● **Work to complete**
Set down each entry exactly as given; pictures should not appear in the copy.

● **Figure record extracts**
==========
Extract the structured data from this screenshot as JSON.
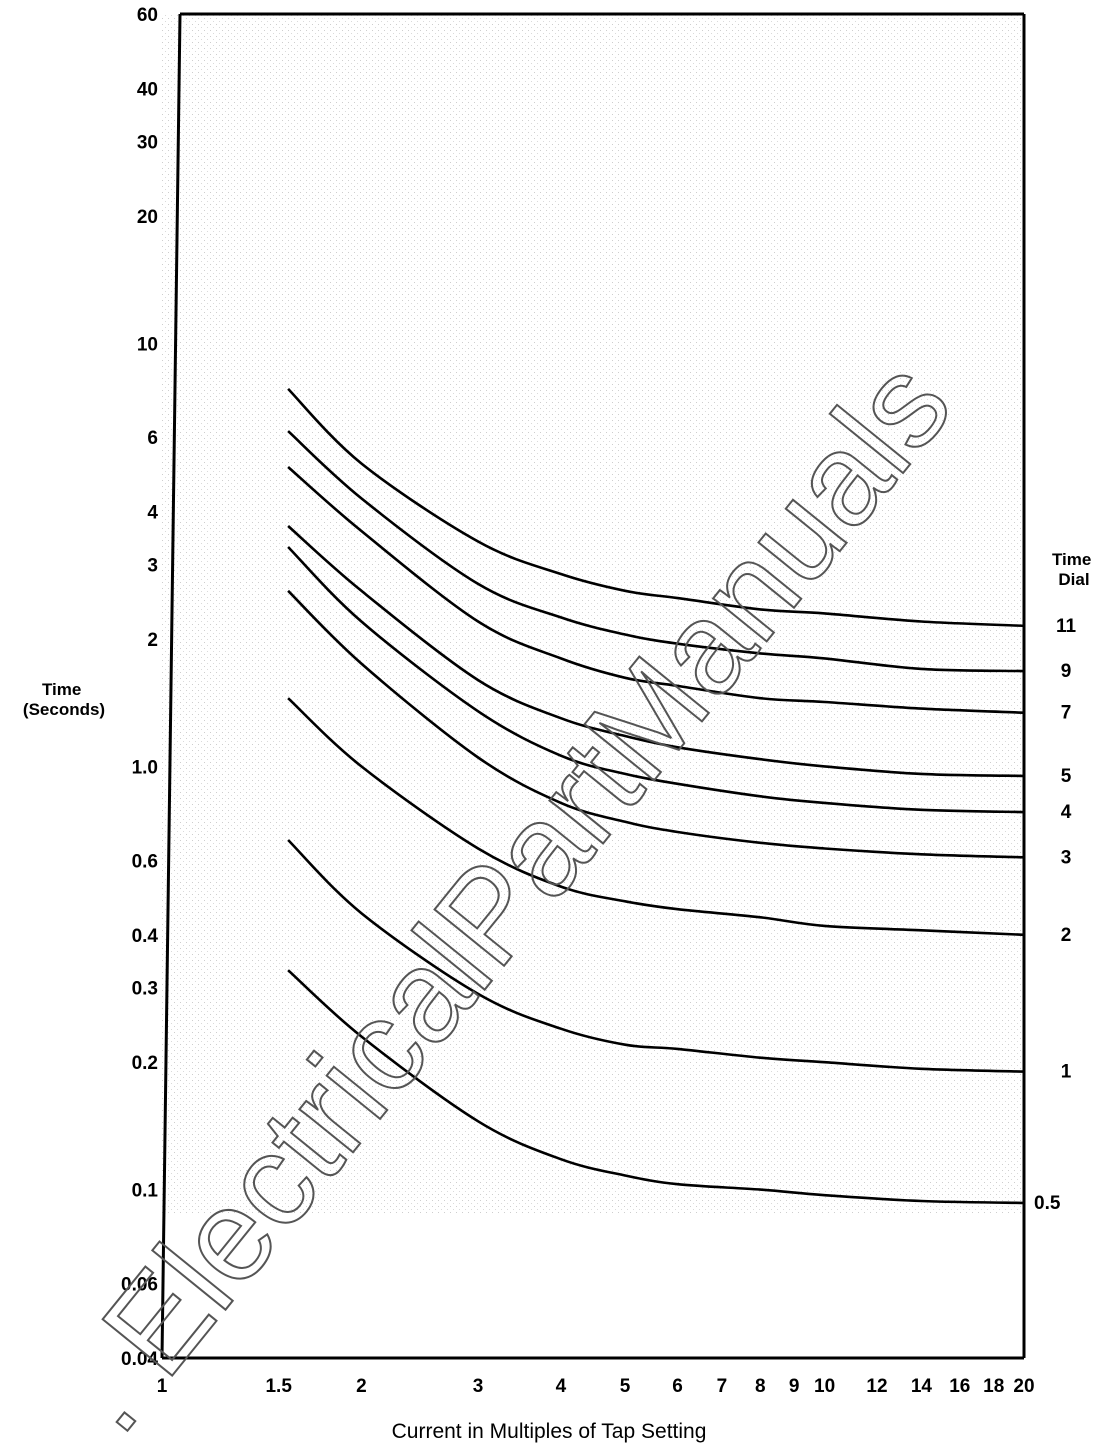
{
  "chart_data": {
    "type": "line",
    "title": "",
    "xlabel": "Current in Multiples of Tap Setting",
    "ylabel": "Time\n(Seconds)",
    "x_scale": "log",
    "y_scale": "log",
    "xlim": [
      1,
      20
    ],
    "ylim": [
      0.04,
      60
    ],
    "grid": false,
    "x_ticks": [
      1,
      1.5,
      2,
      3,
      4,
      5,
      6,
      7,
      8,
      9,
      10,
      12,
      14,
      16,
      18,
      20
    ],
    "x_tick_labels": [
      "1",
      "1.5",
      "2",
      "3",
      "4",
      "5",
      "6",
      "7",
      "8",
      "9",
      "10",
      "12",
      "14",
      "16",
      "18",
      "20"
    ],
    "y_ticks": [
      0.04,
      0.06,
      0.1,
      0.2,
      0.3,
      0.4,
      0.6,
      1.0,
      2,
      3,
      4,
      6,
      10,
      20,
      30,
      40,
      60
    ],
    "y_tick_labels": [
      "0.04",
      "0.06",
      "0.1",
      "0.2",
      "0.3",
      "0.4",
      "0.6",
      "1.0",
      "2",
      "3",
      "4",
      "6",
      "10",
      "20",
      "30",
      "40",
      "60"
    ],
    "legend_title": "Time\nDial",
    "x": [
      1.55,
      2,
      3,
      4,
      5,
      6,
      8,
      10,
      14,
      20
    ],
    "series": [
      {
        "name": "11",
        "values": [
          7.8,
          5.2,
          3.4,
          2.85,
          2.6,
          2.5,
          2.35,
          2.3,
          2.2,
          2.15
        ]
      },
      {
        "name": "9",
        "values": [
          6.2,
          4.3,
          2.7,
          2.25,
          2.05,
          1.95,
          1.85,
          1.8,
          1.7,
          1.68
        ]
      },
      {
        "name": "7",
        "values": [
          5.1,
          3.6,
          2.2,
          1.8,
          1.62,
          1.55,
          1.45,
          1.42,
          1.37,
          1.34
        ]
      },
      {
        "name": "5",
        "values": [
          3.7,
          2.6,
          1.6,
          1.3,
          1.18,
          1.11,
          1.04,
          1.0,
          0.96,
          0.95
        ]
      },
      {
        "name": "4",
        "values": [
          3.3,
          2.2,
          1.35,
          1.06,
          0.96,
          0.91,
          0.85,
          0.82,
          0.79,
          0.78
        ]
      },
      {
        "name": "3",
        "values": [
          2.6,
          1.75,
          1.05,
          0.82,
          0.74,
          0.7,
          0.66,
          0.64,
          0.62,
          0.61
        ]
      },
      {
        "name": "2",
        "values": [
          1.45,
          1.0,
          0.64,
          0.52,
          0.48,
          0.46,
          0.44,
          0.42,
          0.41,
          0.4
        ]
      },
      {
        "name": "1",
        "values": [
          0.67,
          0.45,
          0.29,
          0.24,
          0.22,
          0.215,
          0.205,
          0.2,
          0.193,
          0.19
        ]
      },
      {
        "name": "0.5",
        "values": [
          0.33,
          0.23,
          0.145,
          0.118,
          0.108,
          0.103,
          0.1,
          0.097,
          0.094,
          0.093
        ]
      }
    ]
  },
  "watermark": {
    "text": ". ElectricalPartManuals",
    "color": "#555555"
  }
}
==========
● **In response**
Extract the structured data from this screenshot as JSON.
{
  "chart_data": {
    "type": "line",
    "title": "",
    "xlabel": "Current in Multiples of Tap Setting",
    "ylabel": "Time\n(Seconds)",
    "x_scale": "log",
    "y_scale": "log",
    "xlim": [
      1,
      20
    ],
    "ylim": [
      0.04,
      60
    ],
    "grid": false,
    "x_ticks": [
      1,
      1.5,
      2,
      3,
      4,
      5,
      6,
      7,
      8,
      9,
      10,
      12,
      14,
      16,
      18,
      20
    ],
    "x_tick_labels": [
      "1",
      "1.5",
      "2",
      "3",
      "4",
      "5",
      "6",
      "7",
      "8",
      "9",
      "10",
      "12",
      "14",
      "16",
      "18",
      "20"
    ],
    "y_ticks": [
      0.04,
      0.06,
      0.1,
      0.2,
      0.3,
      0.4,
      0.6,
      1.0,
      2,
      3,
      4,
      6,
      10,
      20,
      30,
      40,
      60
    ],
    "y_tick_labels": [
      "0.04",
      "0.06",
      "0.1",
      "0.2",
      "0.3",
      "0.4",
      "0.6",
      "1.0",
      "2",
      "3",
      "4",
      "6",
      "10",
      "20",
      "30",
      "40",
      "60"
    ],
    "legend_title": "Time\nDial",
    "x": [
      1.55,
      2,
      3,
      4,
      5,
      6,
      8,
      10,
      14,
      20
    ],
    "series": [
      {
        "name": "11",
        "values": [
          7.8,
          5.2,
          3.4,
          2.85,
          2.6,
          2.5,
          2.35,
          2.3,
          2.2,
          2.15
        ]
      },
      {
        "name": "9",
        "values": [
          6.2,
          4.3,
          2.7,
          2.25,
          2.05,
          1.95,
          1.85,
          1.8,
          1.7,
          1.68
        ]
      },
      {
        "name": "7",
        "values": [
          5.1,
          3.6,
          2.2,
          1.8,
          1.62,
          1.55,
          1.45,
          1.42,
          1.37,
          1.34
        ]
      },
      {
        "name": "5",
        "values": [
          3.7,
          2.6,
          1.6,
          1.3,
          1.18,
          1.11,
          1.04,
          1.0,
          0.96,
          0.95
        ]
      },
      {
        "name": "4",
        "values": [
          3.3,
          2.2,
          1.35,
          1.06,
          0.96,
          0.91,
          0.85,
          0.82,
          0.79,
          0.78
        ]
      },
      {
        "name": "3",
        "values": [
          2.6,
          1.75,
          1.05,
          0.82,
          0.74,
          0.7,
          0.66,
          0.64,
          0.62,
          0.61
        ]
      },
      {
        "name": "2",
        "values": [
          1.45,
          1.0,
          0.64,
          0.52,
          0.48,
          0.46,
          0.44,
          0.42,
          0.41,
          0.4
        ]
      },
      {
        "name": "1",
        "values": [
          0.67,
          0.45,
          0.29,
          0.24,
          0.22,
          0.215,
          0.205,
          0.2,
          0.193,
          0.19
        ]
      },
      {
        "name": "0.5",
        "values": [
          0.33,
          0.23,
          0.145,
          0.118,
          0.108,
          0.103,
          0.1,
          0.097,
          0.094,
          0.093
        ]
      }
    ]
  },
  "watermark": {
    "text": ". ElectricalPartManuals",
    "color": "#555555"
  }
}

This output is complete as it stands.